# EXERCISE OBJECTIVE
Look through the records below and collect all lines that hold the string "项目经理".

------------------------------------------------------------

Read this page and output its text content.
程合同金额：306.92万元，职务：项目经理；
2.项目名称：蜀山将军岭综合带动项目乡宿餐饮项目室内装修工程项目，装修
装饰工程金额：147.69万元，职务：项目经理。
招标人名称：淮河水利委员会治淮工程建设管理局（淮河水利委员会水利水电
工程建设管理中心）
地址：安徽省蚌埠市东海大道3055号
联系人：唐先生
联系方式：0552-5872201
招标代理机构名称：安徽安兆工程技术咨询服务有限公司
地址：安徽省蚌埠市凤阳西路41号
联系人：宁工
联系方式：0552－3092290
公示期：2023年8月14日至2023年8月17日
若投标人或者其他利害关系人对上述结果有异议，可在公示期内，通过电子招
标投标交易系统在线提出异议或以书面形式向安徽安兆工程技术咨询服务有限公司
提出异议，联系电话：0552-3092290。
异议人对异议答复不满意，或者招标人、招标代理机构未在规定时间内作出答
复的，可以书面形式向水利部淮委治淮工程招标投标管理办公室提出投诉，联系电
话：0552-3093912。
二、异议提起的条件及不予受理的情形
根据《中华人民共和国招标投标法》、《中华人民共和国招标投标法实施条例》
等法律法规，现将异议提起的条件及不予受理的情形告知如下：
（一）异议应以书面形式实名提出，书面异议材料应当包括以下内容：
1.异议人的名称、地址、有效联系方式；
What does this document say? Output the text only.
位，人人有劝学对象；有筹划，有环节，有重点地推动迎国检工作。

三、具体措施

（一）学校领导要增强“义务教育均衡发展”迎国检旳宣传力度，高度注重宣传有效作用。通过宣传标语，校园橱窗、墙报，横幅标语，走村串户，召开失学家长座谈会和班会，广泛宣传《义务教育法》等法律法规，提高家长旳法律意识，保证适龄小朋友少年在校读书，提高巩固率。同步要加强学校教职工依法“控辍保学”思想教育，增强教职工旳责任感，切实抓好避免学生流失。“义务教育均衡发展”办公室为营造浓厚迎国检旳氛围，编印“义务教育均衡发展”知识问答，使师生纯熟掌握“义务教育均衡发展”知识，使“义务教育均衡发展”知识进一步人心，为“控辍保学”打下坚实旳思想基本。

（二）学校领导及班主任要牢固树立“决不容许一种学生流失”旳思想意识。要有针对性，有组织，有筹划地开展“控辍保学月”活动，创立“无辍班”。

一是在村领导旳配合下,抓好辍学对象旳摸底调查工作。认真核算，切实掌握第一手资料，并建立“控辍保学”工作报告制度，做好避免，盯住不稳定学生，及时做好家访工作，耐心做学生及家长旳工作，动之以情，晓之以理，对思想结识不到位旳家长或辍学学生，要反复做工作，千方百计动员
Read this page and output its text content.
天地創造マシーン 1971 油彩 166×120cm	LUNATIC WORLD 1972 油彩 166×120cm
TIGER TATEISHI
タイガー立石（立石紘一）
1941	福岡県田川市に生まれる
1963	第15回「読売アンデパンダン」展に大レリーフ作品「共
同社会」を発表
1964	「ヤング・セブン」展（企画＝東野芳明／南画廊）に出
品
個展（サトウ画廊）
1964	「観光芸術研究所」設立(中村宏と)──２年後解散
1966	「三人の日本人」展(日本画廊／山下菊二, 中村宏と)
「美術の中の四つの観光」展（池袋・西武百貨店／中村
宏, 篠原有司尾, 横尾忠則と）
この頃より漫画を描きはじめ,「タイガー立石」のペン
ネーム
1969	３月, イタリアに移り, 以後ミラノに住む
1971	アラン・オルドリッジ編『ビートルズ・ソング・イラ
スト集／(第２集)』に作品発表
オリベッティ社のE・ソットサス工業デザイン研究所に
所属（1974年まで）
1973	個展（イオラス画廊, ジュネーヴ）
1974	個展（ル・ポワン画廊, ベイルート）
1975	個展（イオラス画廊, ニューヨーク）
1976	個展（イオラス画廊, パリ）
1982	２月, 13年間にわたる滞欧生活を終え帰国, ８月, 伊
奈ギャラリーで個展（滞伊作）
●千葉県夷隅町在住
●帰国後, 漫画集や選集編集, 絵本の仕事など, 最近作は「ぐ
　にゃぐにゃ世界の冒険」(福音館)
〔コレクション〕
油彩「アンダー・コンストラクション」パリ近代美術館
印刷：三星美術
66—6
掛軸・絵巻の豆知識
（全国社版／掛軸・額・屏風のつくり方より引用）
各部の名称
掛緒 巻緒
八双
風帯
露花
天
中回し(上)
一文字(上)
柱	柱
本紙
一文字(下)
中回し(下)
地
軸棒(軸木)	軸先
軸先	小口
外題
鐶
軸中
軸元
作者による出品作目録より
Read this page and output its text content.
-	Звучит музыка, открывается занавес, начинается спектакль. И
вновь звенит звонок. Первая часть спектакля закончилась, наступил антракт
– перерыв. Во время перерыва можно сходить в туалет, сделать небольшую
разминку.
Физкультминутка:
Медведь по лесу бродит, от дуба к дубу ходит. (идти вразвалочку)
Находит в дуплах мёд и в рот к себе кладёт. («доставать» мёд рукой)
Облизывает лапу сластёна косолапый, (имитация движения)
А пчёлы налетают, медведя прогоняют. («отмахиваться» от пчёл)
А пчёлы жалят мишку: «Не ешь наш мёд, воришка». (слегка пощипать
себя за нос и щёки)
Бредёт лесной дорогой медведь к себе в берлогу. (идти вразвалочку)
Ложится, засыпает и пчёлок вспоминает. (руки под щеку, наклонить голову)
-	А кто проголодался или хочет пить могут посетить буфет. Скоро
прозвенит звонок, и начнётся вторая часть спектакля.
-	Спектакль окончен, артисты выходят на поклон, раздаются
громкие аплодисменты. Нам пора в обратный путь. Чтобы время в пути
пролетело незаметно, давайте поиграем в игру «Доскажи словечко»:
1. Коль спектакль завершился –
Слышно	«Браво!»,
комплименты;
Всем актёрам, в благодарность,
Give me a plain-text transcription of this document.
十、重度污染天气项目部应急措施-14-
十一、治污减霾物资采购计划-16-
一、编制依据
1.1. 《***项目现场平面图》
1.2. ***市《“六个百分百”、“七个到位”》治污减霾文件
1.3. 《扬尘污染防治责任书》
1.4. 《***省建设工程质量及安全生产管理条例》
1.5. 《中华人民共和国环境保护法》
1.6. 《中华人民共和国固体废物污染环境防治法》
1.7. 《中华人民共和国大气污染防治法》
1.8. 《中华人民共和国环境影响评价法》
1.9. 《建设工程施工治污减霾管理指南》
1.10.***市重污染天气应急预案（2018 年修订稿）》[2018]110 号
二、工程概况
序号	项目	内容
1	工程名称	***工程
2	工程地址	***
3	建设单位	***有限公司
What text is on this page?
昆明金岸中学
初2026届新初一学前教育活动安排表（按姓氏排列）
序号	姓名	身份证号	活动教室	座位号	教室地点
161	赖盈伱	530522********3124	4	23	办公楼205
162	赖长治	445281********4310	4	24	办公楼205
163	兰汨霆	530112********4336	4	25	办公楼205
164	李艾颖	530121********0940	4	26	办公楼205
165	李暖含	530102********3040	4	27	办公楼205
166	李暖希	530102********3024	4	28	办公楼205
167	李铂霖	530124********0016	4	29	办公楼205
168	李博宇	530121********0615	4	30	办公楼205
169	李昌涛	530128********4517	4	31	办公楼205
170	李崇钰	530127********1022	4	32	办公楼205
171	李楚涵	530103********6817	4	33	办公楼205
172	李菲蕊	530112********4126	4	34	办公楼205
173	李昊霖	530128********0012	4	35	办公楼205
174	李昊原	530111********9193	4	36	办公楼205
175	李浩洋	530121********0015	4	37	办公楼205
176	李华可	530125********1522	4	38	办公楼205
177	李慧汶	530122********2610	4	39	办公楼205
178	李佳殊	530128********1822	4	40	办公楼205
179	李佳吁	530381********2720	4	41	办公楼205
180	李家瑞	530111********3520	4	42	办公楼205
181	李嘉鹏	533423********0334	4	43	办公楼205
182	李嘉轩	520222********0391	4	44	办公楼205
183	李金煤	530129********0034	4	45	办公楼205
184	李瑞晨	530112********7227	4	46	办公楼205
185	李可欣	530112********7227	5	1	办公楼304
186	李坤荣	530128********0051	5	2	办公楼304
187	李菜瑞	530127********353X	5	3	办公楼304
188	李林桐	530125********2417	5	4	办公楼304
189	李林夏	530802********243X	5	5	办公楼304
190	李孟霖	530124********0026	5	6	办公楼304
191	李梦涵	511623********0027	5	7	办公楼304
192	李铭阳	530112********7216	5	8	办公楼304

------------------------------------------------------------

# THE SOLUTION
程合同金额：306.92万元，职务：项目经理；
装饰工程金额：147.69万元，职务：项目经理。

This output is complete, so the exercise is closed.